_What the task requires:_ Check each line of the records below and collect those that include the word "this".

_Data entries:_
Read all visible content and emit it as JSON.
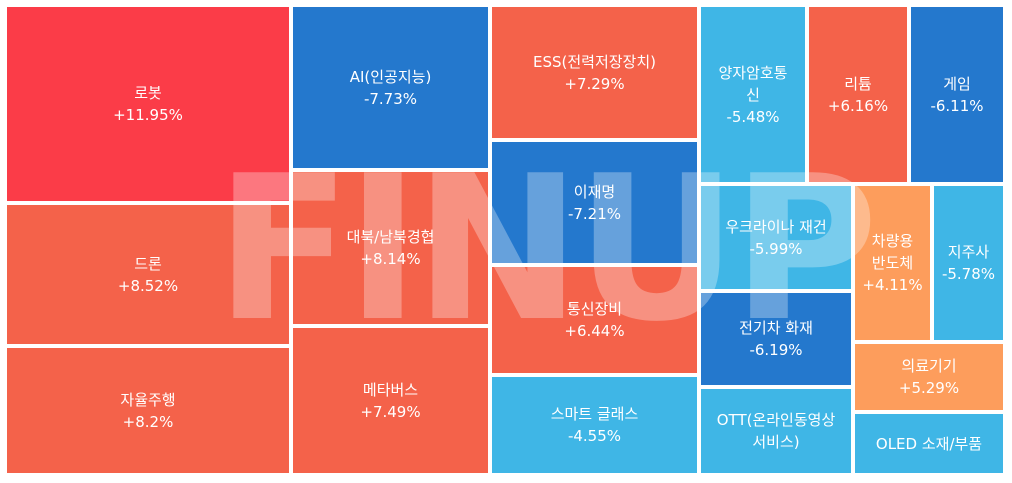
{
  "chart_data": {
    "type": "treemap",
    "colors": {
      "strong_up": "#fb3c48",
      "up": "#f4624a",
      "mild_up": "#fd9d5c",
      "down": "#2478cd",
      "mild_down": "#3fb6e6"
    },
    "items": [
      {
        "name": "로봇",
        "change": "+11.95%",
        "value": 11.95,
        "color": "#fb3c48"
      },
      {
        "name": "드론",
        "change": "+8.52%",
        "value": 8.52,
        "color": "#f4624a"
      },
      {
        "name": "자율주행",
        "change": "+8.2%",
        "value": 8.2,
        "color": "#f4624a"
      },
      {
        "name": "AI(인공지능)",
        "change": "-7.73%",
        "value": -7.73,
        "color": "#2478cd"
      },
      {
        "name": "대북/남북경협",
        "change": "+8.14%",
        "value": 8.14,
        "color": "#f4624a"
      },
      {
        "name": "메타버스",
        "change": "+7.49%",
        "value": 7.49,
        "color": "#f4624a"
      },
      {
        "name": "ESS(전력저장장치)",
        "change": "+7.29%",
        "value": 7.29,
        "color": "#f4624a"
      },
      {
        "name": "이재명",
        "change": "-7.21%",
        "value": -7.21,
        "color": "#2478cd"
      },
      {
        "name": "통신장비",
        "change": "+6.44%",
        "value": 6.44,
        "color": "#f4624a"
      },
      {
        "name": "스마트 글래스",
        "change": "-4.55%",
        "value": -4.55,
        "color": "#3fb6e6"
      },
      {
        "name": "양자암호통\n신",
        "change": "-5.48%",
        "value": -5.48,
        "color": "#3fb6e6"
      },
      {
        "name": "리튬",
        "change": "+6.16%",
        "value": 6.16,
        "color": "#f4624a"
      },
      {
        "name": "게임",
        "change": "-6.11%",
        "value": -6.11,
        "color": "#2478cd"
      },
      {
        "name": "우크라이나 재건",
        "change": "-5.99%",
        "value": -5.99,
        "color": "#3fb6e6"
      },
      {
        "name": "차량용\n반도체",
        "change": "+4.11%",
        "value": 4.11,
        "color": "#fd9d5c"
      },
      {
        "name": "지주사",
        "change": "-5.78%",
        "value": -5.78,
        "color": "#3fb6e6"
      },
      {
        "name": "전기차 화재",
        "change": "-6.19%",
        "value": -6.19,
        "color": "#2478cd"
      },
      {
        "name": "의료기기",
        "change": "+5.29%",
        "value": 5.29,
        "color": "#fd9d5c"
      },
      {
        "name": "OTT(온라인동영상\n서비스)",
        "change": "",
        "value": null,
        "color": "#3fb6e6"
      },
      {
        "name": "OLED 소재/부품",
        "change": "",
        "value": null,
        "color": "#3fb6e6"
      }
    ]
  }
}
...
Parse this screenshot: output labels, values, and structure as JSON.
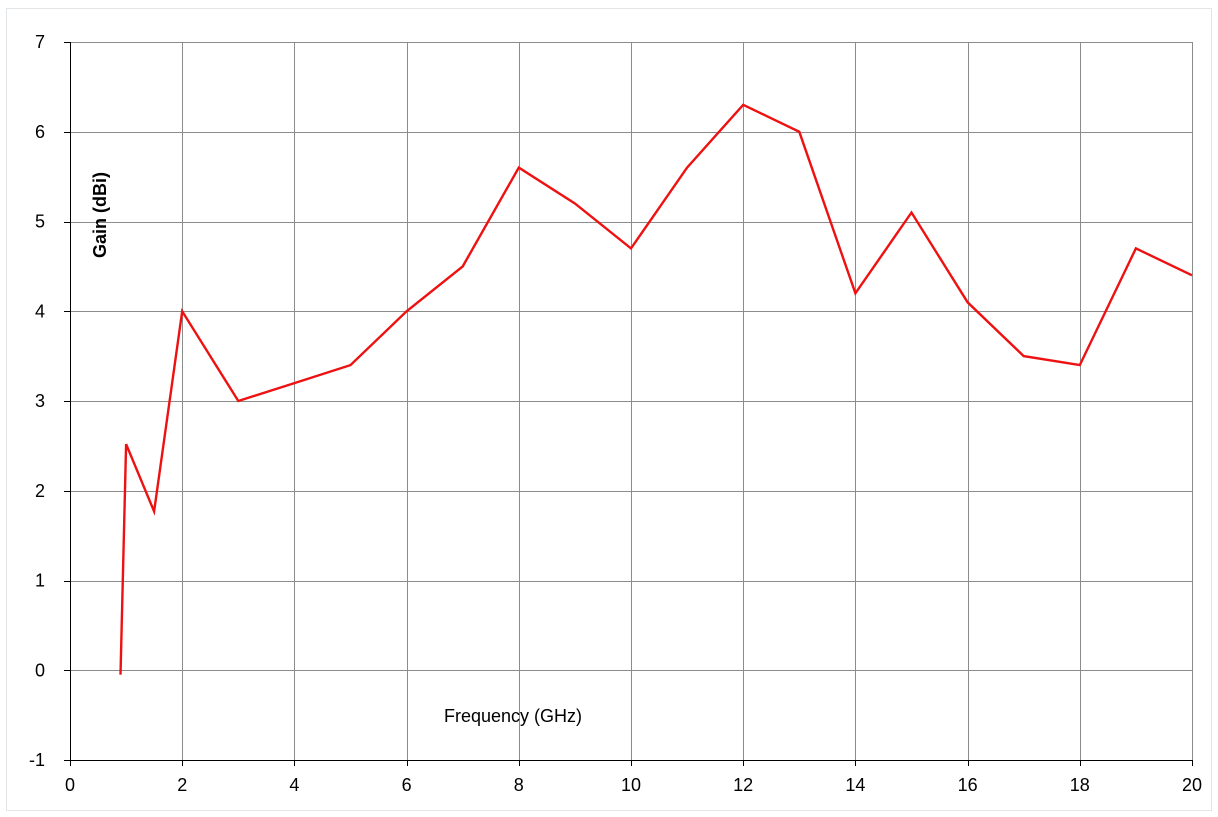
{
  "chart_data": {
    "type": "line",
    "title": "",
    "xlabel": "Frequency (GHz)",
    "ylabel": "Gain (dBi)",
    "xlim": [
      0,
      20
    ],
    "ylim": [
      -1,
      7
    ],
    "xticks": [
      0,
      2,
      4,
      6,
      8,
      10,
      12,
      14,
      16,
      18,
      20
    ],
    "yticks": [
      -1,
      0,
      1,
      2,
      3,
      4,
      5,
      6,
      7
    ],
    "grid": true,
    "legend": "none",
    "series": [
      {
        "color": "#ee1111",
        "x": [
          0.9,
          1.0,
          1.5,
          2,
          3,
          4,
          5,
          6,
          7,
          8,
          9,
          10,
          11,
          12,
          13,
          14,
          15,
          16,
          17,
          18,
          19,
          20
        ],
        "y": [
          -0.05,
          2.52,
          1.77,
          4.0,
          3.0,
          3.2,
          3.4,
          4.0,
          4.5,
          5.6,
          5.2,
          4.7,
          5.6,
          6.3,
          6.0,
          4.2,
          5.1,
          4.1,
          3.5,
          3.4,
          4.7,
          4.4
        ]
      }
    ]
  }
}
...
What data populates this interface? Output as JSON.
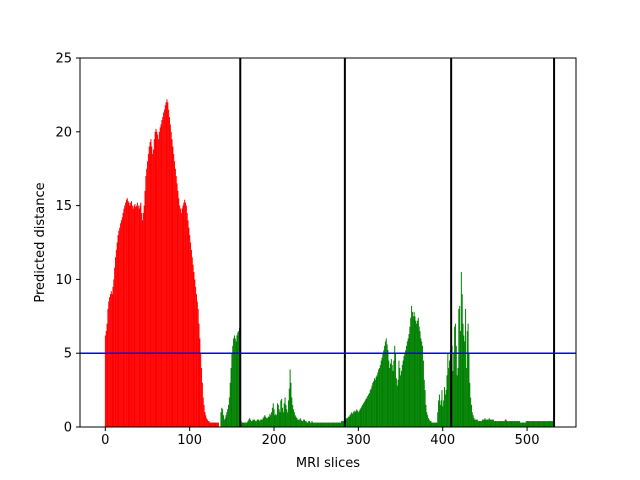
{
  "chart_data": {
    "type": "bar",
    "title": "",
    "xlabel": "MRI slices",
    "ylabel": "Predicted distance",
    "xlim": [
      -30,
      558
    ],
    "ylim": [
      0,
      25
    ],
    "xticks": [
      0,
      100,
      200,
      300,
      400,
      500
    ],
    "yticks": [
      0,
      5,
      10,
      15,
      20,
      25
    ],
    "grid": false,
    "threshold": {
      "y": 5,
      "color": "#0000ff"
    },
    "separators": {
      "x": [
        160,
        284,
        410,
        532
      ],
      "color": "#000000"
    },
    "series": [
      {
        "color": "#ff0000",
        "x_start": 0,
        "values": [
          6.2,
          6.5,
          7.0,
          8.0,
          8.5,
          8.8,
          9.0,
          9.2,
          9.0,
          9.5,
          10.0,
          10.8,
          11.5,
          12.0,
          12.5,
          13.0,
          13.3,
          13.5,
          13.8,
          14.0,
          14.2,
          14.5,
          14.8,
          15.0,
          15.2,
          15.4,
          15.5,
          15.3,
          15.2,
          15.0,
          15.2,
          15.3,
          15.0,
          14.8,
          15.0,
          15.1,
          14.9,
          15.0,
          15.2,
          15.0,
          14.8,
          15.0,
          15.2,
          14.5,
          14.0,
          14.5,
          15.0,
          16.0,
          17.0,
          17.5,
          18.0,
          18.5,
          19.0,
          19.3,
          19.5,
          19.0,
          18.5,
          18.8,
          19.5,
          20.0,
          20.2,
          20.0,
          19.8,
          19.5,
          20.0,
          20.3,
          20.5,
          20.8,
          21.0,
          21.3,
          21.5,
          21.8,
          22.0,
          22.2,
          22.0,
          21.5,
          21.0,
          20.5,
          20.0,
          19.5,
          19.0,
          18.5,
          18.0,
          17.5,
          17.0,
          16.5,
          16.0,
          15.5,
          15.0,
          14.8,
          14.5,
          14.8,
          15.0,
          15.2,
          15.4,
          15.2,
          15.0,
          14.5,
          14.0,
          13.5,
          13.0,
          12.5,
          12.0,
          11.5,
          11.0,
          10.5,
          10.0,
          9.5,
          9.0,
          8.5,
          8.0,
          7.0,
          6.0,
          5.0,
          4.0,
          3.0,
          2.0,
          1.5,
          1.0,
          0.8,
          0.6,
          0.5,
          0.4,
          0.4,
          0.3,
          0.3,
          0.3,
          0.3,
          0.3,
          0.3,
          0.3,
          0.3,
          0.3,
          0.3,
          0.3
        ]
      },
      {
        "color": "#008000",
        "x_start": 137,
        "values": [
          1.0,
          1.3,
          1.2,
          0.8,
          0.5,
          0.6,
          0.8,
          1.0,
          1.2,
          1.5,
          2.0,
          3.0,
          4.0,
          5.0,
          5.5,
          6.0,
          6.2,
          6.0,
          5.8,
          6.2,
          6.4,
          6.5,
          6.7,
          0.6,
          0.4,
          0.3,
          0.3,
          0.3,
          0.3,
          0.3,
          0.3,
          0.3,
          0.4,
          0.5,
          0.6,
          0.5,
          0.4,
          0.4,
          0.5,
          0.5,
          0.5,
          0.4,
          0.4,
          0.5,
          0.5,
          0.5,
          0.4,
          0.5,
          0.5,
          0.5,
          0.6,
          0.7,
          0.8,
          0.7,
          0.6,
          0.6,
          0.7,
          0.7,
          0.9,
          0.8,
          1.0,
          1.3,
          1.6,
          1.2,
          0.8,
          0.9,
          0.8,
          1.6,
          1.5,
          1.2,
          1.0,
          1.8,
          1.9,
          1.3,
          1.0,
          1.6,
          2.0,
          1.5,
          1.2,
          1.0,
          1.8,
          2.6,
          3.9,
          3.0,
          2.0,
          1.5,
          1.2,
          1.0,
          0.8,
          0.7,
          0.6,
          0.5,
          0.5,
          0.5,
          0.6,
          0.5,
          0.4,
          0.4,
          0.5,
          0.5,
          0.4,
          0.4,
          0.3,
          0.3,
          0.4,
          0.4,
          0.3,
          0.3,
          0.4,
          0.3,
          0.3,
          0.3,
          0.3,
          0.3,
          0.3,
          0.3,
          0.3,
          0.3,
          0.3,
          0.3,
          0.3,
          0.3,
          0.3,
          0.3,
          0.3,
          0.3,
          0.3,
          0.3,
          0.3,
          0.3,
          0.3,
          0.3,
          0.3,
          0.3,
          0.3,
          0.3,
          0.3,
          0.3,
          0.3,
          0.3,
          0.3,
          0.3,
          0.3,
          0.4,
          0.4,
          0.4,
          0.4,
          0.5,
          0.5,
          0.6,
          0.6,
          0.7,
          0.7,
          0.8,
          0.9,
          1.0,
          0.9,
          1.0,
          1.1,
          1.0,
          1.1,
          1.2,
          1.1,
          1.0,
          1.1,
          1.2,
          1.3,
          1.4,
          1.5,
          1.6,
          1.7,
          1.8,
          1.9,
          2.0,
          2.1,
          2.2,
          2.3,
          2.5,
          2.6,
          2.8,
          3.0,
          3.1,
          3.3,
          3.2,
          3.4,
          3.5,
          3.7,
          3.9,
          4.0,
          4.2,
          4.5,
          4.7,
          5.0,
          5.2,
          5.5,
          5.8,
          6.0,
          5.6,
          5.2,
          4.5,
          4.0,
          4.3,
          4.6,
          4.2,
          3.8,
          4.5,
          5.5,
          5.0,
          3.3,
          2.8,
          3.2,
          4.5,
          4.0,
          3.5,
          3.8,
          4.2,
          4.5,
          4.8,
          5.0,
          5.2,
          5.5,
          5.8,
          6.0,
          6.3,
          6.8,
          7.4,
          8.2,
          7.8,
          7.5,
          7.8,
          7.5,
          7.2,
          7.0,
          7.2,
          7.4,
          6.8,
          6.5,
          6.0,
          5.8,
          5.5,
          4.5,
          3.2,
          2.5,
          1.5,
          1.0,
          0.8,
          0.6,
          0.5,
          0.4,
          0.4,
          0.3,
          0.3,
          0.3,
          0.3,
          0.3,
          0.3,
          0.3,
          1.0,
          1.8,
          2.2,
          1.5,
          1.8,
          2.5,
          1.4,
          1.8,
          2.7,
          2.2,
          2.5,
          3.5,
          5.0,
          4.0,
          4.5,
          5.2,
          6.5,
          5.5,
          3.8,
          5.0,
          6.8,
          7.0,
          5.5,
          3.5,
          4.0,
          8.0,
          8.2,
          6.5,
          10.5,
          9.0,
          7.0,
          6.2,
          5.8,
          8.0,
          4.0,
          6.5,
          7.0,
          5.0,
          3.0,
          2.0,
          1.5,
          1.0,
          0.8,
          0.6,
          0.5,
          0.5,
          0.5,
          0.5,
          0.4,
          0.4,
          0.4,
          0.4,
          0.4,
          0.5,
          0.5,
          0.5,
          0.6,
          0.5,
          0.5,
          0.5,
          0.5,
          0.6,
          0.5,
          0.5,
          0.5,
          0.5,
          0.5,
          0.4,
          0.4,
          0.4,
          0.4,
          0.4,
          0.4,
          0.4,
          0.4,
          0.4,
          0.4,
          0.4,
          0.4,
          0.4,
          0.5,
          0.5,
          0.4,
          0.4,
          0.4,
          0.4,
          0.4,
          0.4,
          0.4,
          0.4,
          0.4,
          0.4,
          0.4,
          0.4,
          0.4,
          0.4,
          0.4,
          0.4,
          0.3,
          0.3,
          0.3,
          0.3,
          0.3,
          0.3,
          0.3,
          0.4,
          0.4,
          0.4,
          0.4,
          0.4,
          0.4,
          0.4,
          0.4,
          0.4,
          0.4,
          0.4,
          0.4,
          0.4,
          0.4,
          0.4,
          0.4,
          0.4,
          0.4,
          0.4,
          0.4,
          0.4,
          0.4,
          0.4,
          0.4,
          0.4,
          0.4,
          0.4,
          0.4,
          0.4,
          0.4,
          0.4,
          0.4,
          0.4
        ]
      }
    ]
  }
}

_Task result:_
Parse this screenshot: output labels, values, and structure as JSON.
What data populates this interface? Output as JSON.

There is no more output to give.